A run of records
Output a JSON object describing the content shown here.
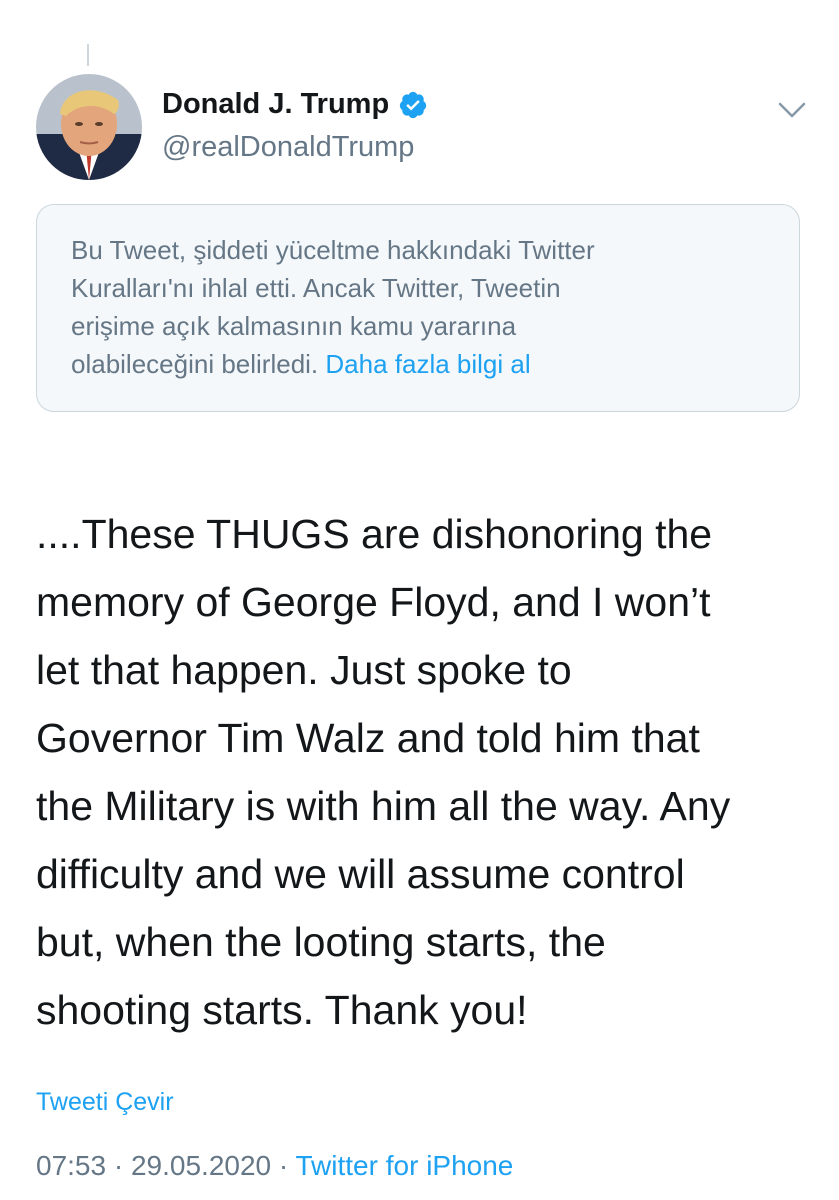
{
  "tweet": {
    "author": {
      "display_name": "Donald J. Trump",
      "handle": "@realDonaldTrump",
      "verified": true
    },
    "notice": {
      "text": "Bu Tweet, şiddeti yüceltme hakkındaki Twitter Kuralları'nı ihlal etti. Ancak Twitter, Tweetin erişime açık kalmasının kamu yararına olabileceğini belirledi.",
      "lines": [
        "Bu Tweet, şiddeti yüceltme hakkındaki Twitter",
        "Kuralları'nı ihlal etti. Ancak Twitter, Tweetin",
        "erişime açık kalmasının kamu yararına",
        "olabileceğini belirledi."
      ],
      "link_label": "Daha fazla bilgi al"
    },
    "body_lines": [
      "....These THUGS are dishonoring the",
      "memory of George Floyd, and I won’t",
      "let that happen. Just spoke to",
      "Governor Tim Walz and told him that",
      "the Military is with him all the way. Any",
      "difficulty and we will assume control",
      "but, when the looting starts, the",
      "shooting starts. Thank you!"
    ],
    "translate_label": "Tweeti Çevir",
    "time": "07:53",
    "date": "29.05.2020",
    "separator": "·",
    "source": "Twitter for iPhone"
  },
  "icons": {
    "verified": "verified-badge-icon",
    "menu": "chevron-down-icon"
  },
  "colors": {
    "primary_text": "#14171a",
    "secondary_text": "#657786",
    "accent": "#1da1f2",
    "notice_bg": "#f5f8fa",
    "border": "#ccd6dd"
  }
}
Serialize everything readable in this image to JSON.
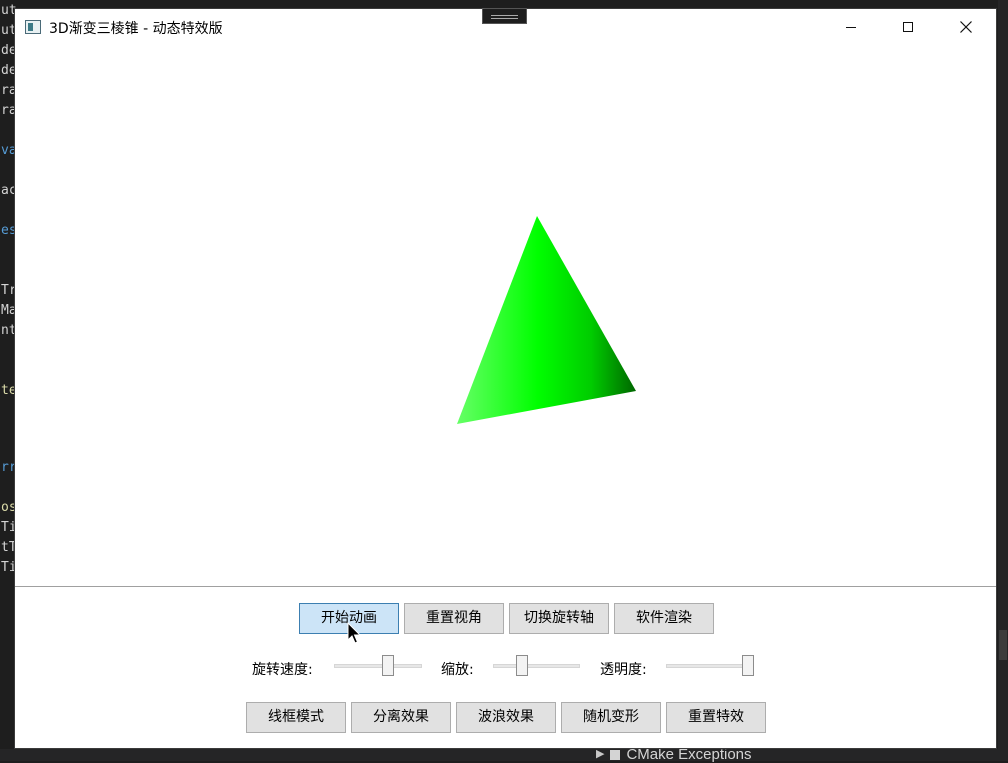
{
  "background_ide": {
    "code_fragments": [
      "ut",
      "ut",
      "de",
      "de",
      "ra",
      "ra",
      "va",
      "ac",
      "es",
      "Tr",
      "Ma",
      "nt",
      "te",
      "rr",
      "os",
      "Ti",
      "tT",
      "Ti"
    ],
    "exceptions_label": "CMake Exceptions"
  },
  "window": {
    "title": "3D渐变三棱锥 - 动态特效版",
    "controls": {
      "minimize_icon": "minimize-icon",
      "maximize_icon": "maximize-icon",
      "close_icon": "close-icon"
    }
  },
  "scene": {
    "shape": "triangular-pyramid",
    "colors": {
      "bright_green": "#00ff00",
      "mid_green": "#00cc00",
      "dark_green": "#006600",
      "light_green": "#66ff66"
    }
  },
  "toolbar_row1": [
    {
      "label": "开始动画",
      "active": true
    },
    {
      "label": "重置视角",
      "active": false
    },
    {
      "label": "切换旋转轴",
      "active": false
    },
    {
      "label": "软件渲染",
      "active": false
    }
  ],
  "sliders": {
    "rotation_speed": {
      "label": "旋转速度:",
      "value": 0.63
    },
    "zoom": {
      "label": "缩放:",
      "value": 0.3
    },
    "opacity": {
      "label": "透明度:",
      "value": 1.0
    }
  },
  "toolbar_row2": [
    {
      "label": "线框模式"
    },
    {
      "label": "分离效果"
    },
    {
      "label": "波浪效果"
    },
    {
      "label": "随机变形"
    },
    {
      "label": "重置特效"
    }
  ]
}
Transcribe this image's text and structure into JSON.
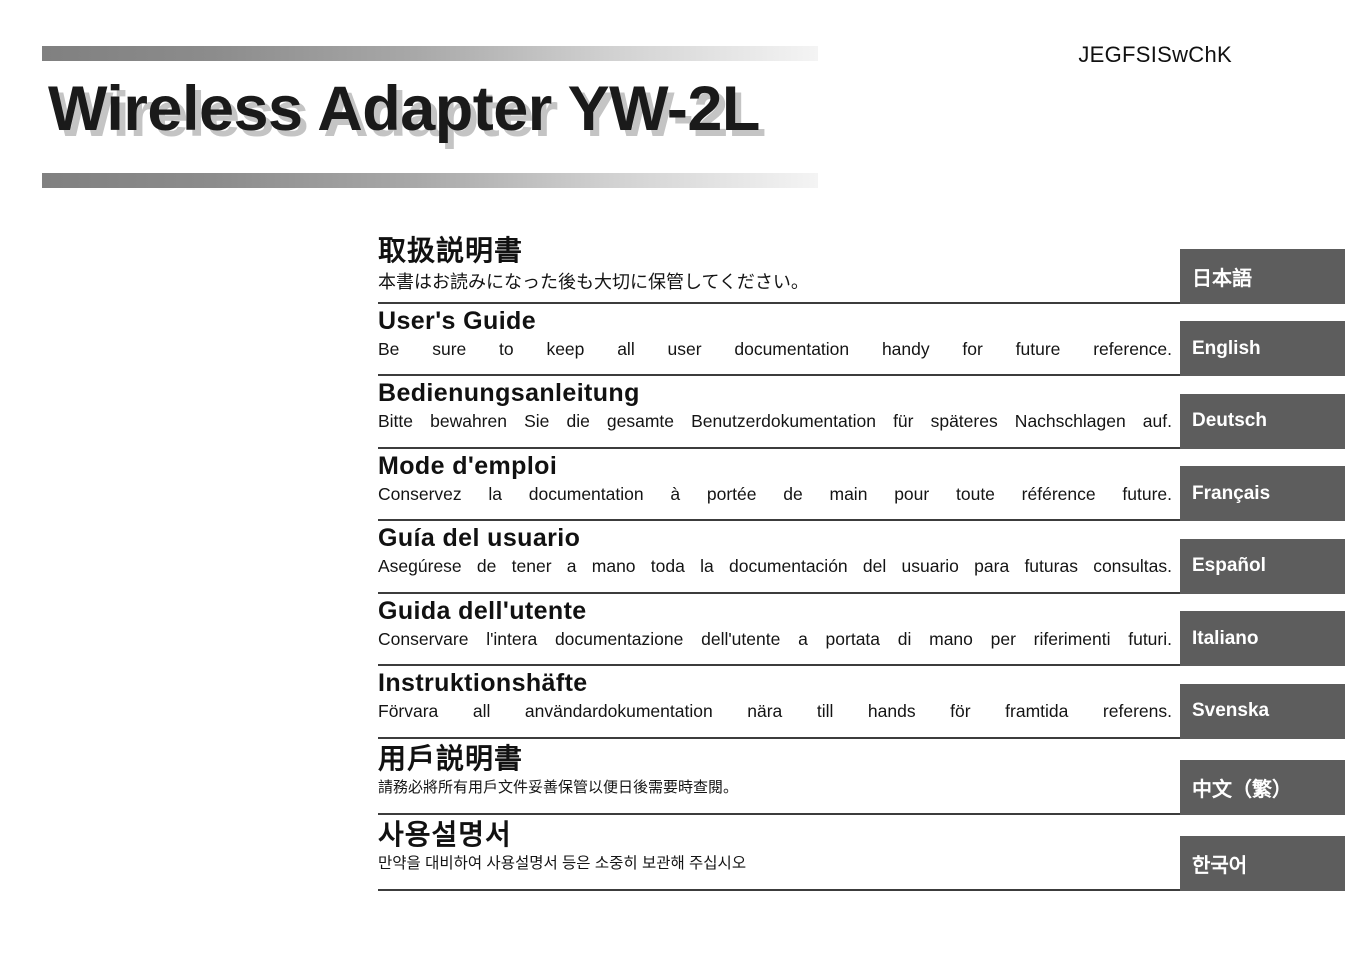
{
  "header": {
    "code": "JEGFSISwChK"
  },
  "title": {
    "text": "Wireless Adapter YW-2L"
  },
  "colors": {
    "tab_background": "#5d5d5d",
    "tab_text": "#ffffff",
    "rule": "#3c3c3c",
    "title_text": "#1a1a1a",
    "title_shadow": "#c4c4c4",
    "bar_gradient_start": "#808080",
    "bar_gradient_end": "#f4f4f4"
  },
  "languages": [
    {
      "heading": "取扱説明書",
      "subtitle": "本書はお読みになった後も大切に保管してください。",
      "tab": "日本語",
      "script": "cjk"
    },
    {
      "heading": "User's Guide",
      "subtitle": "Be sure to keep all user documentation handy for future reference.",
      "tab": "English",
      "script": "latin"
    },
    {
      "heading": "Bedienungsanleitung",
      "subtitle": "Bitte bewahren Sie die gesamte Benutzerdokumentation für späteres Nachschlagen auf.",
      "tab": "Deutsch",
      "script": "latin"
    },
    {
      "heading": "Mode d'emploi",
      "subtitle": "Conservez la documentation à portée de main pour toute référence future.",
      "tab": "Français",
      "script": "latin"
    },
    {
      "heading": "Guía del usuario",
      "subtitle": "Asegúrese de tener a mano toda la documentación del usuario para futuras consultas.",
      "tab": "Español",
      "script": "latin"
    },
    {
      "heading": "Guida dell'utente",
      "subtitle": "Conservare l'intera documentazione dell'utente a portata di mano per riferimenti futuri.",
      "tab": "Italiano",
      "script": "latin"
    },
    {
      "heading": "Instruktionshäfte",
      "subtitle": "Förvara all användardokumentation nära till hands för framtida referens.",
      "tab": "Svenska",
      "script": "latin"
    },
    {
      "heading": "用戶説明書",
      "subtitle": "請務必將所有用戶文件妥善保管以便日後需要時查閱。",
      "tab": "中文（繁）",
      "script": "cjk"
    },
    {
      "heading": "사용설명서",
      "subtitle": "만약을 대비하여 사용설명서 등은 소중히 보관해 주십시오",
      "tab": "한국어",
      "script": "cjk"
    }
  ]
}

The task - Write the listing out a second time exactly, dropping all images.

Response for this exercise -
Output a JSON object describing the content shown here.
{
  "tweet": {
    "author": {
      "display_name": "Donald J. Trump",
      "handle": "@realDonaldTrump",
      "verified": true
    },
    "notice": {
      "text": "Bu Tweet, şiddeti yüceltme hakkındaki Twitter Kuralları'nı ihlal etti. Ancak Twitter, Tweetin erişime açık kalmasının kamu yararına olabileceğini belirledi.",
      "lines": [
        "Bu Tweet, şiddeti yüceltme hakkındaki Twitter",
        "Kuralları'nı ihlal etti. Ancak Twitter, Tweetin",
        "erişime açık kalmasının kamu yararına",
        "olabileceğini belirledi."
      ],
      "link_label": "Daha fazla bilgi al"
    },
    "body_lines": [
      "....These THUGS are dishonoring the",
      "memory of George Floyd, and I won’t",
      "let that happen. Just spoke to",
      "Governor Tim Walz and told him that",
      "the Military is with him all the way. Any",
      "difficulty and we will assume control",
      "but, when the looting starts, the",
      "shooting starts. Thank you!"
    ],
    "translate_label": "Tweeti Çevir",
    "time": "07:53",
    "date": "29.05.2020",
    "separator": "·",
    "source": "Twitter for iPhone"
  },
  "icons": {
    "verified": "verified-badge-icon",
    "menu": "chevron-down-icon"
  },
  "colors": {
    "primary_text": "#14171a",
    "secondary_text": "#657786",
    "accent": "#1da1f2",
    "notice_bg": "#f5f8fa",
    "border": "#ccd6dd"
  }
}
Serialize everything readable in this image to JSON.
{
  "background_ide": {
    "code_fragments": [
      "ut",
      "ut",
      "de",
      "de",
      "ra",
      "ra",
      "va",
      "ac",
      "es",
      "Tr",
      "Ma",
      "nt",
      "te",
      "rr",
      "os",
      "Ti",
      "tT",
      "Ti"
    ],
    "exceptions_label": "CMake Exceptions"
  },
  "window": {
    "title": "3D渐变三棱锥 - 动态特效版",
    "controls": {
      "minimize_icon": "minimize-icon",
      "maximize_icon": "maximize-icon",
      "close_icon": "close-icon"
    }
  },
  "scene": {
    "shape": "triangular-pyramid",
    "colors": {
      "bright_green": "#00ff00",
      "mid_green": "#00cc00",
      "dark_green": "#006600",
      "light_green": "#66ff66"
    }
  },
  "toolbar_row1": [
    {
      "label": "开始动画",
      "active": true
    },
    {
      "label": "重置视角",
      "active": false
    },
    {
      "label": "切换旋转轴",
      "active": false
    },
    {
      "label": "软件渲染",
      "active": false
    }
  ],
  "sliders": {
    "rotation_speed": {
      "label": "旋转速度:",
      "value": 0.63
    },
    "zoom": {
      "label": "缩放:",
      "value": 0.3
    },
    "opacity": {
      "label": "透明度:",
      "value": 1.0
    }
  },
  "toolbar_row2": [
    {
      "label": "线框模式"
    },
    {
      "label": "分离效果"
    },
    {
      "label": "波浪效果"
    },
    {
      "label": "随机变形"
    },
    {
      "label": "重置特效"
    }
  ]
}
Transcribe this image's text and structure into JSON.
{
  "header": {
    "code": "JEGFSISwChK"
  },
  "title": {
    "text": "Wireless Adapter YW-2L"
  },
  "colors": {
    "tab_background": "#5d5d5d",
    "tab_text": "#ffffff",
    "rule": "#3c3c3c",
    "title_text": "#1a1a1a",
    "title_shadow": "#c4c4c4",
    "bar_gradient_start": "#808080",
    "bar_gradient_end": "#f4f4f4"
  },
  "languages": [
    {
      "heading": "取扱説明書",
      "subtitle": "本書はお読みになった後も大切に保管してください。",
      "tab": "日本語",
      "script": "cjk"
    },
    {
      "heading": "User's Guide",
      "subtitle": "Be sure to keep all user documentation handy for future reference.",
      "tab": "English",
      "script": "latin"
    },
    {
      "heading": "Bedienungsanleitung",
      "subtitle": "Bitte bewahren Sie die gesamte Benutzerdokumentation für späteres Nachschlagen auf.",
      "tab": "Deutsch",
      "script": "latin"
    },
    {
      "heading": "Mode d'emploi",
      "subtitle": "Conservez la documentation à portée de main pour toute référence future.",
      "tab": "Français",
      "script": "latin"
    },
    {
      "heading": "Guía del usuario",
      "subtitle": "Asegúrese de tener a mano toda la documentación del usuario para futuras consultas.",
      "tab": "Español",
      "script": "latin"
    },
    {
      "heading": "Guida dell'utente",
      "subtitle": "Conservare l'intera documentazione dell'utente a portata di mano per riferimenti futuri.",
      "tab": "Italiano",
      "script": "latin"
    },
    {
      "heading": "Instruktionshäfte",
      "subtitle": "Förvara all användardokumentation nära till hands för framtida referens.",
      "tab": "Svenska",
      "script": "latin"
    },
    {
      "heading": "用戶説明書",
      "subtitle": "請務必將所有用戶文件妥善保管以便日後需要時查閱。",
      "tab": "中文（繁）",
      "script": "cjk"
    },
    {
      "heading": "사용설명서",
      "subtitle": "만약을 대비하여 사용설명서 등은 소중히 보관해 주십시오",
      "tab": "한국어",
      "script": "cjk"
    }
  ]
}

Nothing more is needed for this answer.